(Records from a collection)
****

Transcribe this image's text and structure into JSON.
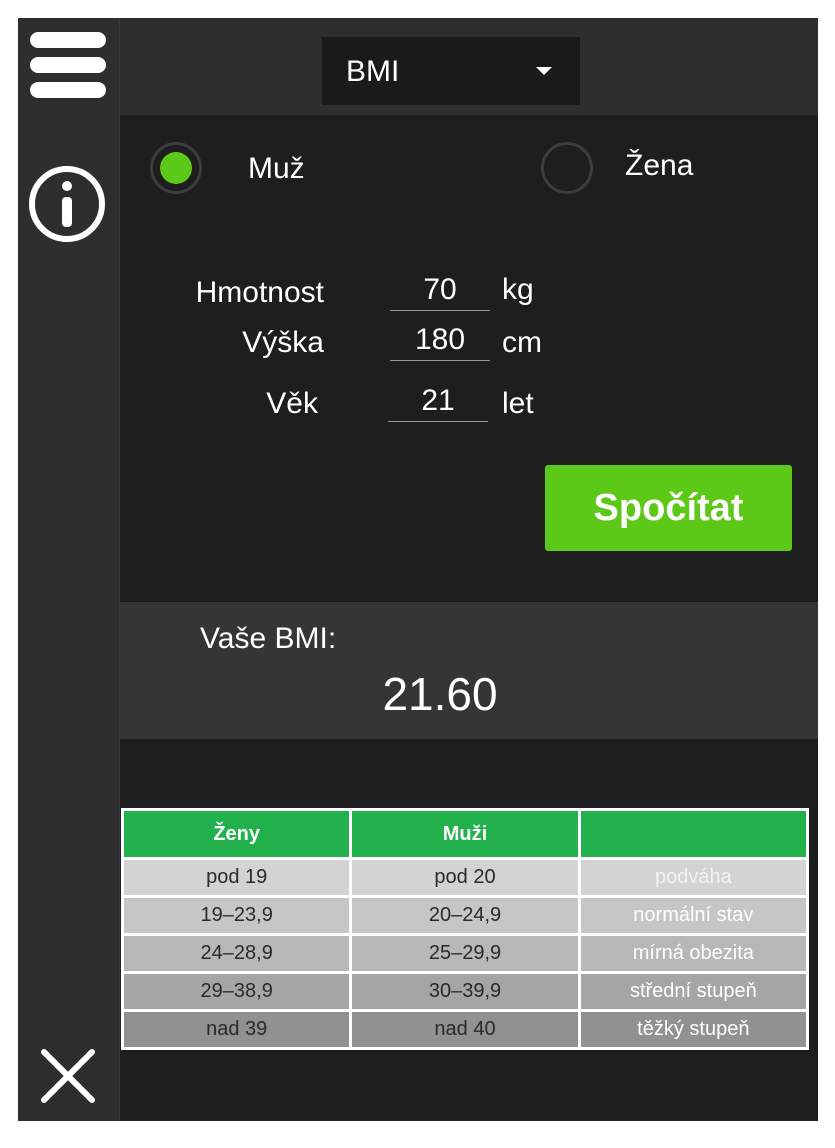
{
  "sidebar": {
    "menu_icon": "hamburger-menu-icon",
    "info_icon": "info-icon",
    "close_icon": "close-icon"
  },
  "header": {
    "mode_selected": "BMI"
  },
  "gender": {
    "male_label": "Muž",
    "female_label": "Žena",
    "selected": "Muž"
  },
  "form": {
    "weight": {
      "label": "Hmotnost",
      "value": "70",
      "unit": "kg"
    },
    "height": {
      "label": "Výška",
      "value": "180",
      "unit": "cm"
    },
    "age": {
      "label": "Věk",
      "value": "21",
      "unit": "let"
    },
    "calculate_label": "Spočítat"
  },
  "result": {
    "label": "Vaše BMI:",
    "value": "21.60"
  },
  "bmi_table": {
    "headers": [
      "Ženy",
      "Muži",
      ""
    ],
    "rows": [
      [
        "pod 19",
        "pod 20",
        "podváha"
      ],
      [
        "19–23,9",
        "20–24,9",
        "normální stav"
      ],
      [
        "24–28,9",
        "25–29,9",
        "mírná obezita"
      ],
      [
        "29–38,9",
        "30–39,9",
        "střední stupeň"
      ],
      [
        "nad 39",
        "nad 40",
        "těžký stupeň"
      ]
    ]
  },
  "colors": {
    "accent_green": "#5cc817",
    "table_header_green": "#22b14c",
    "background": "#1e1e1e",
    "panel": "#2e2e2e"
  }
}
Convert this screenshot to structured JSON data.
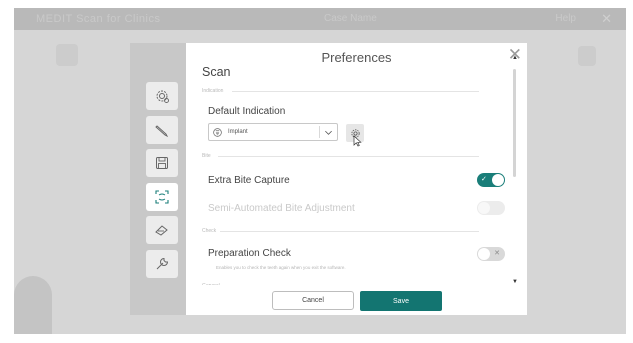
{
  "background_app": {
    "title": "MEDIT Scan for Clinics",
    "center_text": "Case Name",
    "right_text": "Help"
  },
  "modal": {
    "title": "Preferences",
    "section_header": "Scan",
    "groups": {
      "indication": "Indication",
      "bite": "Bite",
      "check": "Check",
      "general": "General"
    },
    "default_indication": {
      "label": "Default Indication",
      "selected": "Implant",
      "icon": "implant-icon"
    },
    "extra_bite_capture": {
      "label": "Extra Bite Capture",
      "state": "on"
    },
    "semi_automated_bite": {
      "label": "Semi-Automated Bite Adjustment",
      "state": "disabled"
    },
    "preparation_check": {
      "label": "Preparation Check",
      "description": "Enables you to check the teeth again when you exit the software.",
      "state": "off"
    },
    "tabs": [
      {
        "name": "general",
        "icon": "gear-icon"
      },
      {
        "name": "scan-tools",
        "icon": "pen-icon"
      },
      {
        "name": "data",
        "icon": "floppy-icon"
      },
      {
        "name": "scan",
        "icon": "scan-icon",
        "active": true
      },
      {
        "name": "cad",
        "icon": "brush-icon"
      },
      {
        "name": "hardware",
        "icon": "wrench-icon"
      }
    ]
  },
  "footer": {
    "cancel_label": "Cancel",
    "save_label": "Save"
  },
  "colors": {
    "accent": "#1a7e79",
    "save": "#137571"
  }
}
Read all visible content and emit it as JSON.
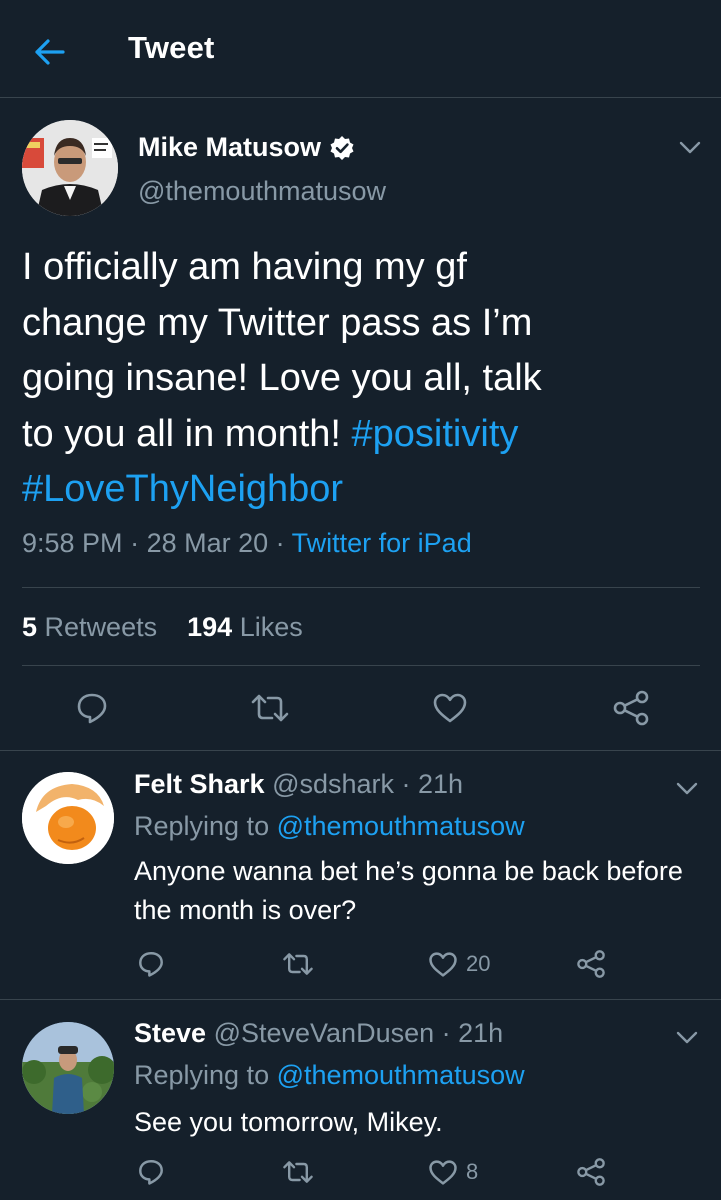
{
  "header": {
    "title": "Tweet",
    "back_icon": "arrow-left-icon"
  },
  "colors": {
    "background": "#15202b",
    "accent": "#1da1f2",
    "muted": "#8899a6",
    "divider": "#38444d"
  },
  "tweet": {
    "author_name": "Mike Matusow",
    "author_handle": "@themouthmatusow",
    "verified": true,
    "text_lines": [
      "I officially am having my gf",
      "change my Twitter pass as I’m",
      "going insane! Love you all, talk",
      "to you all in month!"
    ],
    "hashtag_1": "#positivity",
    "hashtag_2": "#LoveThyNeighbor",
    "time": "9:58 PM",
    "date": "28 Mar 20",
    "source": "Twitter for iPad",
    "separator": " · ",
    "retweets_count": "5",
    "retweets_label": "Retweets",
    "likes_count": "194",
    "likes_label": "Likes"
  },
  "replies": [
    {
      "name": "Felt Shark",
      "handle": "@sdshark",
      "time": "21h",
      "replying_label": "Replying to",
      "mention": "@themouthmatusow",
      "text": "Anyone wanna bet he’s gonna be back before the month is over?",
      "likes": "20"
    },
    {
      "name": "Steve",
      "handle": "@SteveVanDusen",
      "time": "21h",
      "replying_label": "Replying to",
      "mention": "@themouthmatusow",
      "text": "See you tomorrow, Mikey.",
      "likes": "8"
    }
  ]
}
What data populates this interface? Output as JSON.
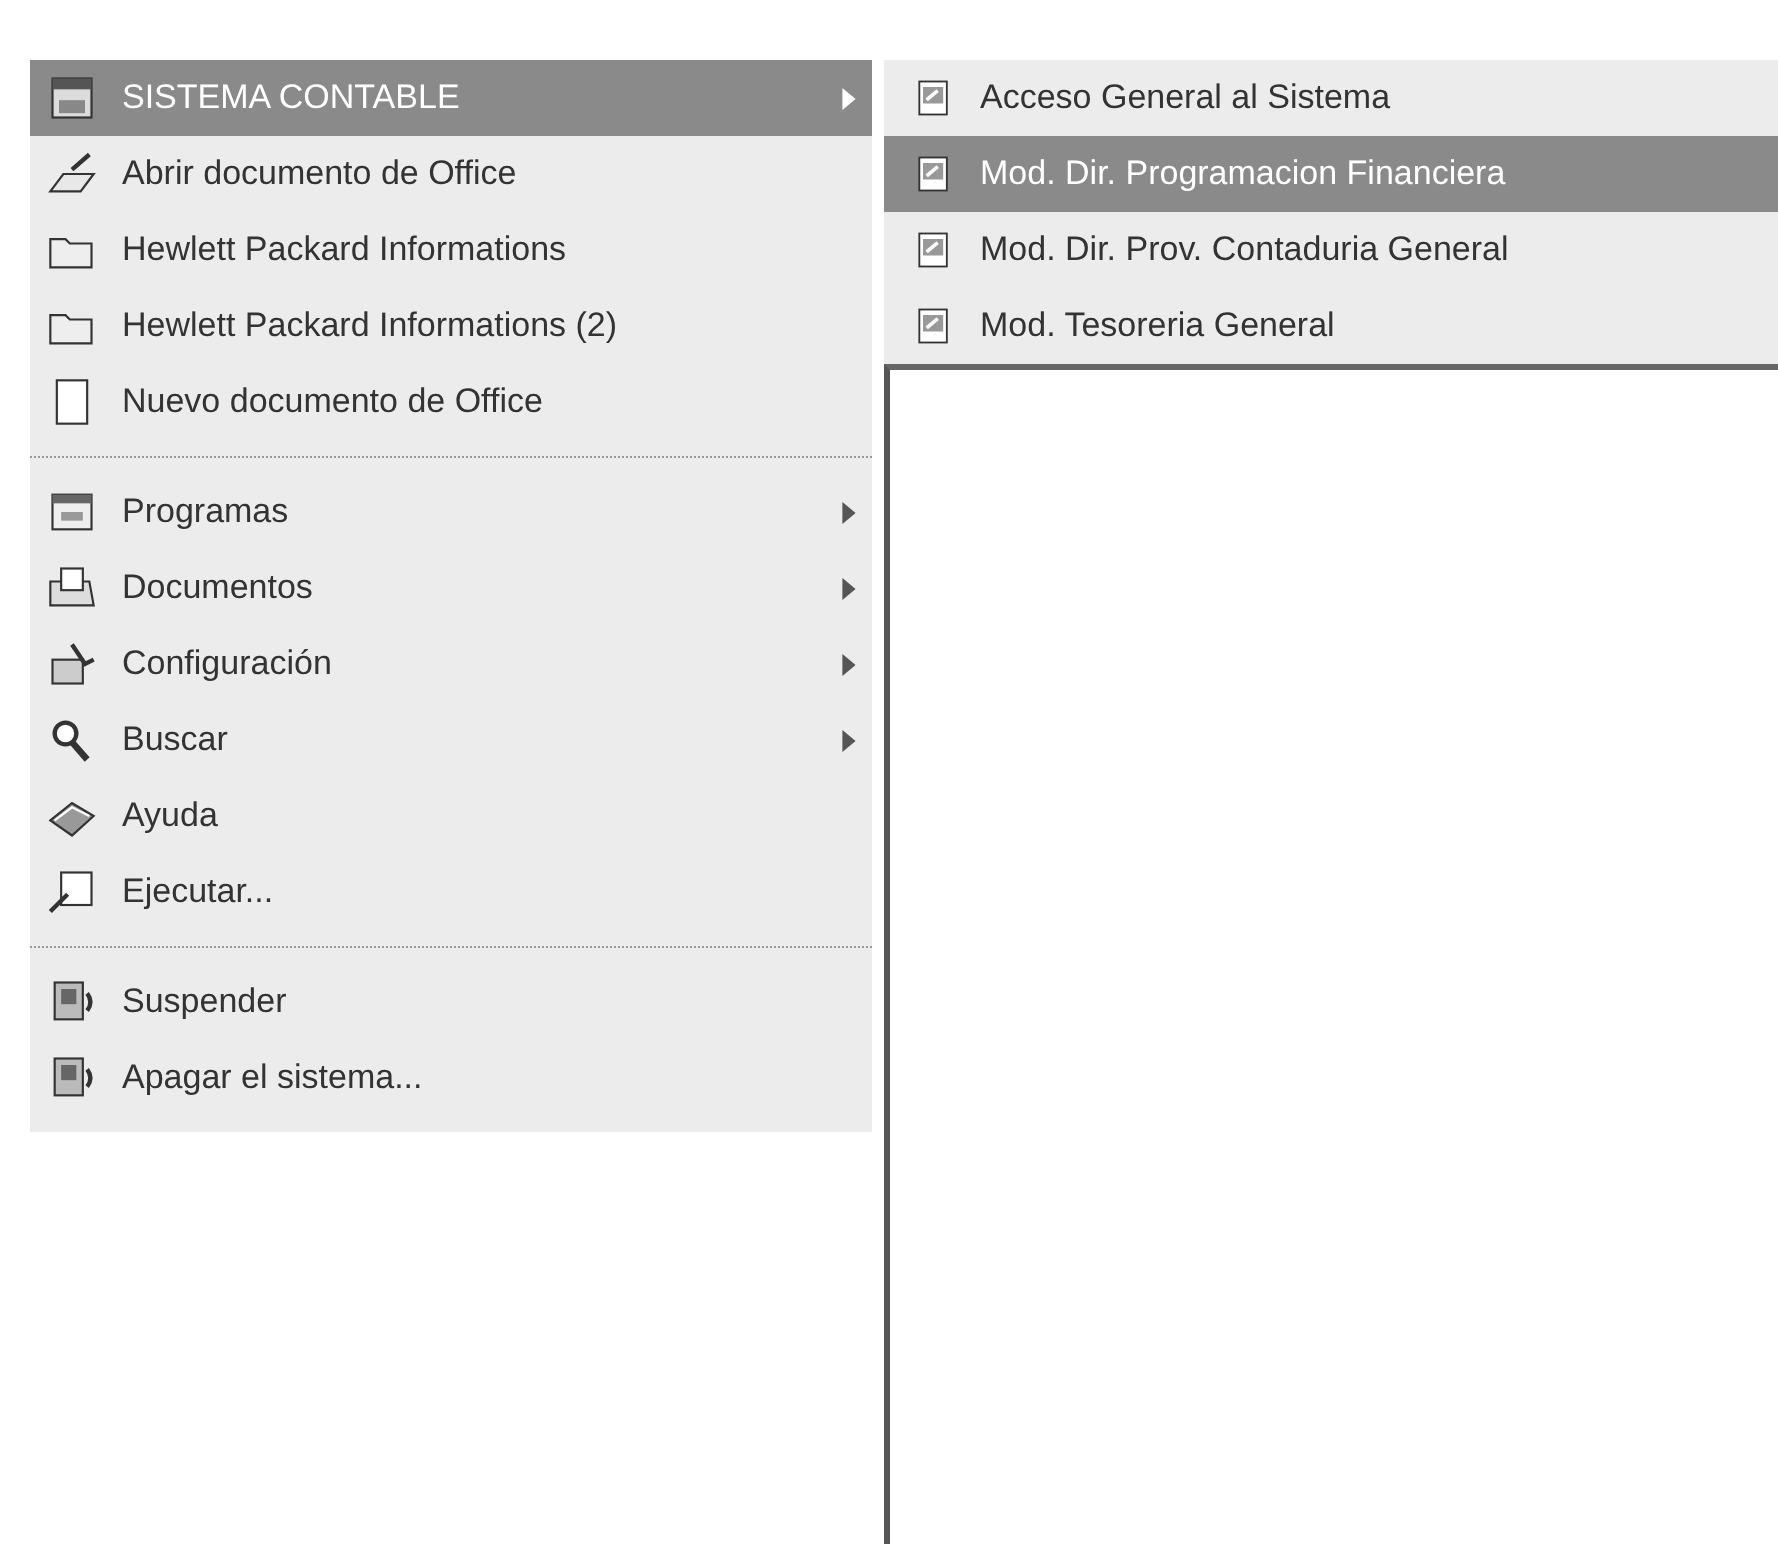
{
  "start_menu": {
    "groups": [
      {
        "items": [
          {
            "label": "SISTEMA CONTABLE",
            "selected": true,
            "has_submenu": true
          },
          {
            "label": "Abrir documento de Office",
            "selected": false,
            "has_submenu": false
          },
          {
            "label": "Hewlett Packard Informations",
            "selected": false,
            "has_submenu": false
          },
          {
            "label": "Hewlett Packard Informations (2)",
            "selected": false,
            "has_submenu": false
          },
          {
            "label": "Nuevo documento de Office",
            "selected": false,
            "has_submenu": false
          }
        ]
      },
      {
        "items": [
          {
            "label": "Programas",
            "selected": false,
            "has_submenu": true
          },
          {
            "label": "Documentos",
            "selected": false,
            "has_submenu": true
          },
          {
            "label": "Configuración",
            "selected": false,
            "has_submenu": true
          },
          {
            "label": "Buscar",
            "selected": false,
            "has_submenu": true
          },
          {
            "label": "Ayuda",
            "selected": false,
            "has_submenu": false
          },
          {
            "label": "Ejecutar...",
            "selected": false,
            "has_submenu": false
          }
        ]
      },
      {
        "items": [
          {
            "label": "Suspender",
            "selected": false,
            "has_submenu": false
          },
          {
            "label": "Apagar el sistema...",
            "selected": false,
            "has_submenu": false
          }
        ]
      }
    ]
  },
  "submenu": {
    "items": [
      {
        "label": "Acceso General al Sistema",
        "selected": false
      },
      {
        "label": "Mod. Dir. Programacion Financiera",
        "selected": true
      },
      {
        "label": "Mod. Dir. Prov. Contaduria General",
        "selected": false
      },
      {
        "label": "Mod. Tesoreria General",
        "selected": false
      }
    ]
  }
}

****

→ DIRECTIVE
Identify and copy all lines with the word "value".

→ WRITTEN RESPONSE
      "value": "70",
      "value": "180",
      "value": "21",
    "value": "21.60"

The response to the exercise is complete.